YOUR INSTRUCTIONS
Exclude any images and output the remaining records exactly.

DATA SECTION
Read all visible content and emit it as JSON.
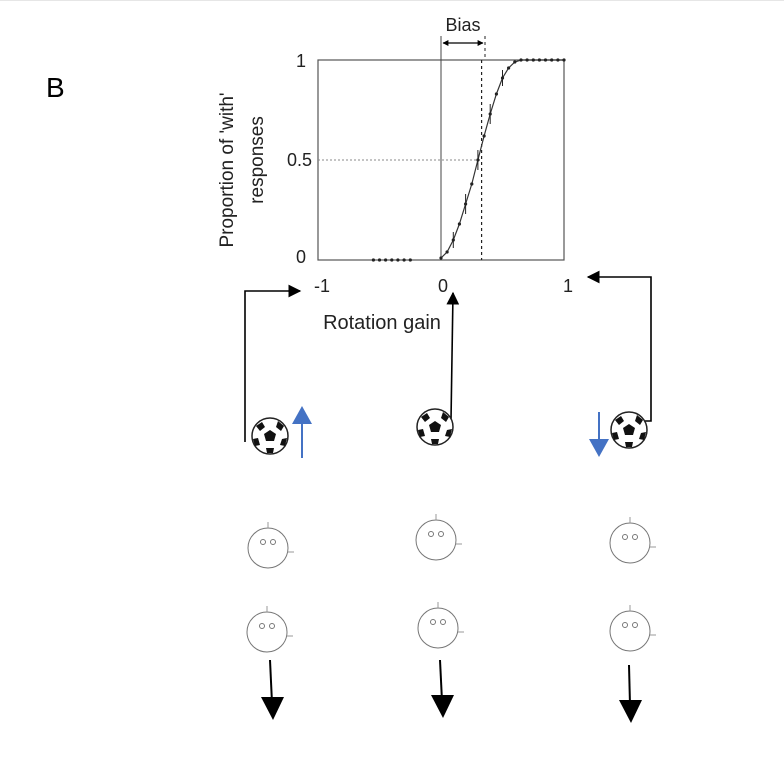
{
  "figure": {
    "panel_label": "B",
    "bias_label": "Bias",
    "ylabel_line1": "Proportion of 'with'",
    "ylabel_line2": "responses",
    "xlabel": "Rotation gain"
  },
  "chart_data": {
    "type": "line",
    "xlim": [
      -1,
      1
    ],
    "ylim": [
      0,
      1
    ],
    "x_ticks": [
      "-1",
      "0",
      "1"
    ],
    "y_ticks": [
      "0",
      "0.5",
      "1"
    ],
    "xlabel": "Rotation gain",
    "ylabel": "Proportion of 'with' responses",
    "bias_x": 0.33,
    "reference_y": 0.5,
    "grid": false,
    "series": [
      {
        "x": [
          -0.55,
          -0.5,
          -0.45,
          -0.4,
          -0.35,
          -0.3,
          -0.25,
          0.0,
          0.05,
          0.1,
          0.15,
          0.2,
          0.25,
          0.3,
          0.35,
          0.4,
          0.45,
          0.5,
          0.55,
          0.6,
          0.65,
          0.7,
          0.75,
          0.8,
          0.85,
          0.9,
          0.95,
          1.0
        ],
        "y": [
          0,
          0,
          0,
          0,
          0,
          0,
          0,
          0.01,
          0.04,
          0.1,
          0.18,
          0.28,
          0.38,
          0.5,
          0.62,
          0.73,
          0.83,
          0.91,
          0.96,
          0.99,
          1,
          1,
          1,
          1,
          1,
          1,
          1,
          1
        ]
      }
    ],
    "error_bars": [
      {
        "x": 0.1,
        "y": 0.1,
        "err": 0.04
      },
      {
        "x": 0.2,
        "y": 0.28,
        "err": 0.05
      },
      {
        "x": 0.3,
        "y": 0.5,
        "err": 0.05
      },
      {
        "x": 0.4,
        "y": 0.73,
        "err": 0.05
      },
      {
        "x": 0.5,
        "y": 0.91,
        "err": 0.04
      }
    ]
  },
  "scene": {
    "columns": [
      {
        "ball_motion": "up",
        "motion_color": "#4472c4"
      },
      {
        "ball_motion": "none"
      },
      {
        "ball_motion": "down",
        "motion_color": "#4472c4"
      }
    ]
  }
}
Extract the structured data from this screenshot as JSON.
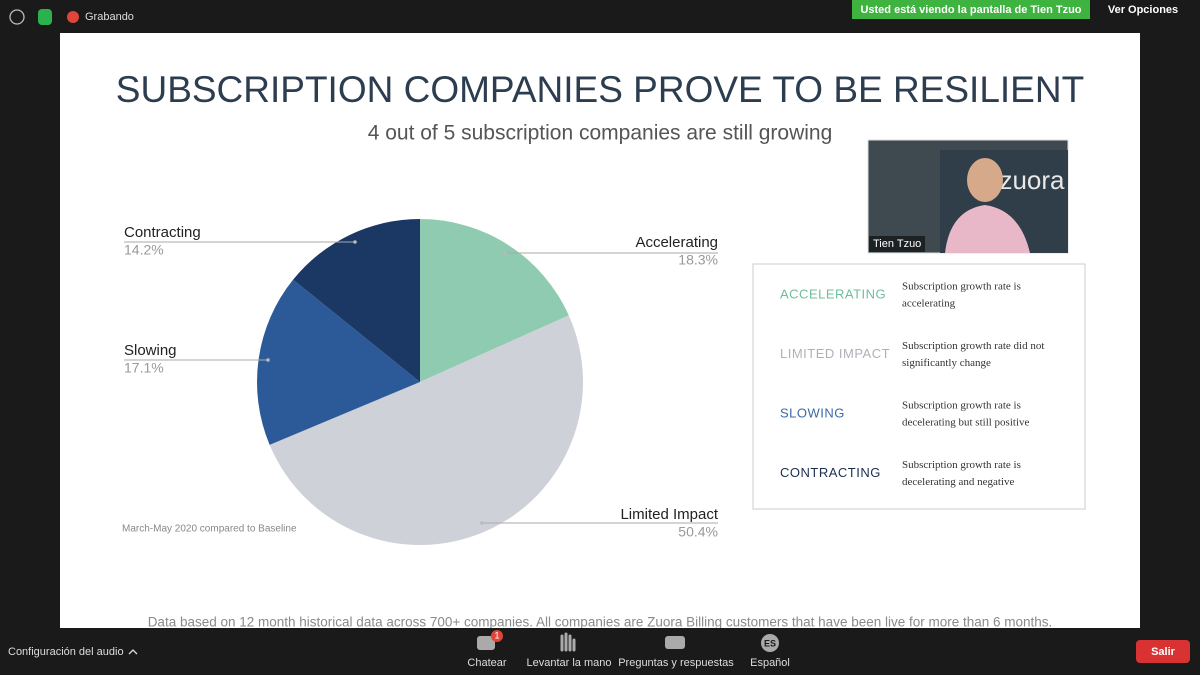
{
  "top_bar": {
    "recording": "Grabando",
    "banner": "Usted está viendo la pantalla de Tien Tzuo",
    "view_options": "Ver Opciones"
  },
  "slide": {
    "title": "SUBSCRIPTION COMPANIES PROVE TO BE RESILIENT",
    "subtitle": "4 out of 5 subscription companies are still growing",
    "note": "March-May 2020 compared to Baseline",
    "footnote": "Data based on 12 month historical data across 700+ companies. All companies are Zuora Billing customers that have been live for more than 6 months.",
    "chart": {
      "type": "pie",
      "categories": [
        "Accelerating",
        "Limited Impact",
        "Slowing",
        "Contracting"
      ],
      "values": [
        18.3,
        50.4,
        17.1,
        14.2
      ],
      "value_labels": [
        "18.3%",
        "50.4%",
        "17.1%",
        "14.2%"
      ],
      "colors": [
        "#8fcbb1",
        "#cfd1d8",
        "#2c5a99",
        "#1b3764"
      ]
    },
    "legend": [
      {
        "term": "ACCELERATING",
        "color": "#6dbf9c",
        "description": [
          "Subscription growth rate is",
          "accelerating"
        ]
      },
      {
        "term": "LIMITED IMPACT",
        "color": "#aeb1b8",
        "description": [
          "Subscription growth rate did not",
          "significantly change"
        ]
      },
      {
        "term": "SLOWING",
        "color": "#3d6aa6",
        "description": [
          "Subscription growth rate is",
          "decelerating but still positive"
        ]
      },
      {
        "term": "CONTRACTING",
        "color": "#1c2f50",
        "description": [
          "Subscription growth rate is",
          "decelerating and negative"
        ]
      }
    ]
  },
  "video": {
    "name": "Tien Tzuo",
    "logo": "zuora"
  },
  "toolbar": {
    "audio": "Configuración del audio",
    "chat_badge": 1,
    "language_code": "ES",
    "buttons": [
      "Chatear",
      "Levantar la mano",
      "Preguntas y respuestas",
      "Español"
    ],
    "leave": "Salir"
  }
}
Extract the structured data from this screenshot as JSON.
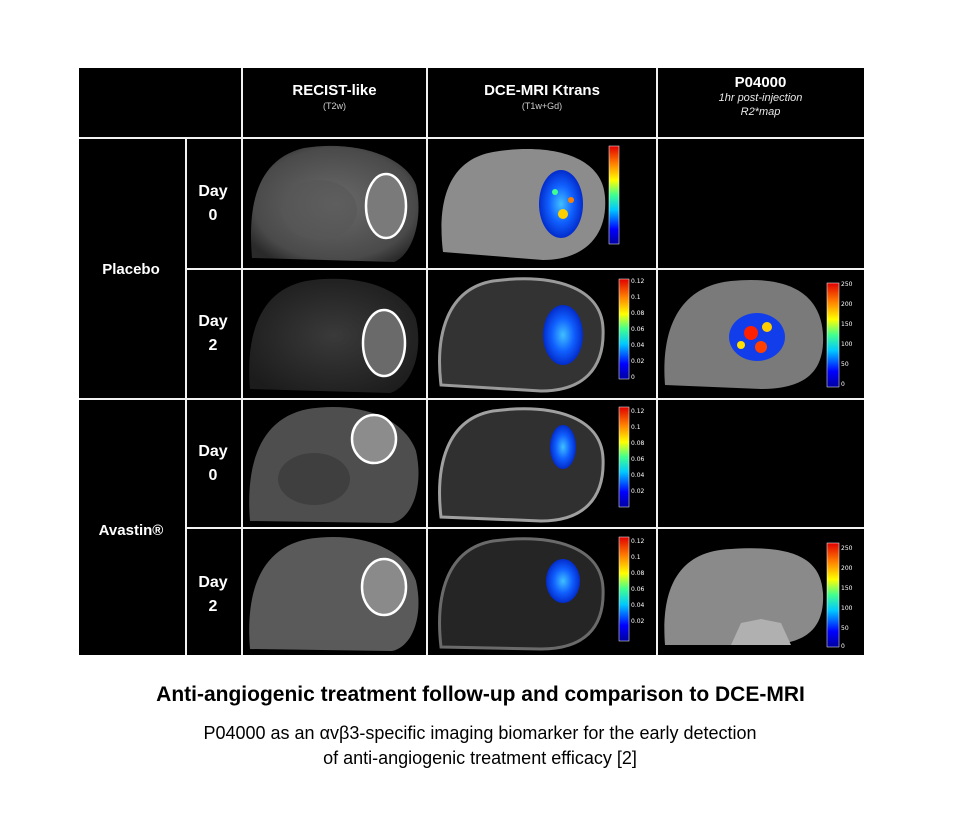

TASK RESPONSE
Read all visible content and emit it as JSON.
{
  "figure": {
    "panel_label": "B",
    "bias_label": "Bias",
    "ylabel_line1": "Proportion of 'with'",
    "ylabel_line2": "responses",
    "xlabel": "Rotation gain"
  },
  "chart_data": {
    "type": "line",
    "xlim": [
      -1,
      1
    ],
    "ylim": [
      0,
      1
    ],
    "x_ticks": [
      "-1",
      "0",
      "1"
    ],
    "y_ticks": [
      "0",
      "0.5",
      "1"
    ],
    "xlabel": "Rotation gain",
    "ylabel": "Proportion of 'with' responses",
    "bias_x": 0.33,
    "reference_y": 0.5,
    "grid": false,
    "series": [
      {
        "x": [
          -0.55,
          -0.5,
          -0.45,
          -0.4,
          -0.35,
          -0.3,
          -0.25,
          0.0,
          0.05,
          0.1,
          0.15,
          0.2,
          0.25,
          0.3,
          0.35,
          0.4,
          0.45,
          0.5,
          0.55,
          0.6,
          0.65,
          0.7,
          0.75,
          0.8,
          0.85,
          0.9,
          0.95,
          1.0
        ],
        "y": [
          0,
          0,
          0,
          0,
          0,
          0,
          0,
          0.01,
          0.04,
          0.1,
          0.18,
          0.28,
          0.38,
          0.5,
          0.62,
          0.73,
          0.83,
          0.91,
          0.96,
          0.99,
          1,
          1,
          1,
          1,
          1,
          1,
          1,
          1
        ]
      }
    ],
    "error_bars": [
      {
        "x": 0.1,
        "y": 0.1,
        "err": 0.04
      },
      {
        "x": 0.2,
        "y": 0.28,
        "err": 0.05
      },
      {
        "x": 0.3,
        "y": 0.5,
        "err": 0.05
      },
      {
        "x": 0.4,
        "y": 0.73,
        "err": 0.05
      },
      {
        "x": 0.5,
        "y": 0.91,
        "err": 0.04
      }
    ]
  },
  "scene": {
    "columns": [
      {
        "ball_motion": "up",
        "motion_color": "#4472c4"
      },
      {
        "ball_motion": "none"
      },
      {
        "ball_motion": "down",
        "motion_color": "#4472c4"
      }
    ]
  }
}
Extract the structured data from this screenshot as JSON.
{
  "top_bar": {
    "recording": "Grabando",
    "banner": "Usted está viendo la pantalla de Tien Tzuo",
    "view_options": "Ver Opciones"
  },
  "slide": {
    "title": "SUBSCRIPTION COMPANIES PROVE TO BE RESILIENT",
    "subtitle": "4 out of 5 subscription companies are still growing",
    "note": "March-May 2020 compared to Baseline",
    "footnote": "Data based on 12 month historical data across 700+ companies. All companies are Zuora Billing customers that have been live for more than 6 months.",
    "chart": {
      "type": "pie",
      "categories": [
        "Accelerating",
        "Limited Impact",
        "Slowing",
        "Contracting"
      ],
      "values": [
        18.3,
        50.4,
        17.1,
        14.2
      ],
      "value_labels": [
        "18.3%",
        "50.4%",
        "17.1%",
        "14.2%"
      ],
      "colors": [
        "#8fcbb1",
        "#cfd1d8",
        "#2c5a99",
        "#1b3764"
      ]
    },
    "legend": [
      {
        "term": "ACCELERATING",
        "color": "#6dbf9c",
        "description": [
          "Subscription growth rate is",
          "accelerating"
        ]
      },
      {
        "term": "LIMITED IMPACT",
        "color": "#aeb1b8",
        "description": [
          "Subscription growth rate did not",
          "significantly change"
        ]
      },
      {
        "term": "SLOWING",
        "color": "#3d6aa6",
        "description": [
          "Subscription growth rate is",
          "decelerating but still positive"
        ]
      },
      {
        "term": "CONTRACTING",
        "color": "#1c2f50",
        "description": [
          "Subscription growth rate is",
          "decelerating and negative"
        ]
      }
    ]
  },
  "video": {
    "name": "Tien Tzuo",
    "logo": "zuora"
  },
  "toolbar": {
    "audio": "Configuración del audio",
    "chat_badge": 1,
    "language_code": "ES",
    "buttons": [
      "Chatear",
      "Levantar la mano",
      "Preguntas y respuestas",
      "Español"
    ],
    "leave": "Salir"
  }
}
Extract the structured data from this screenshot as JSON.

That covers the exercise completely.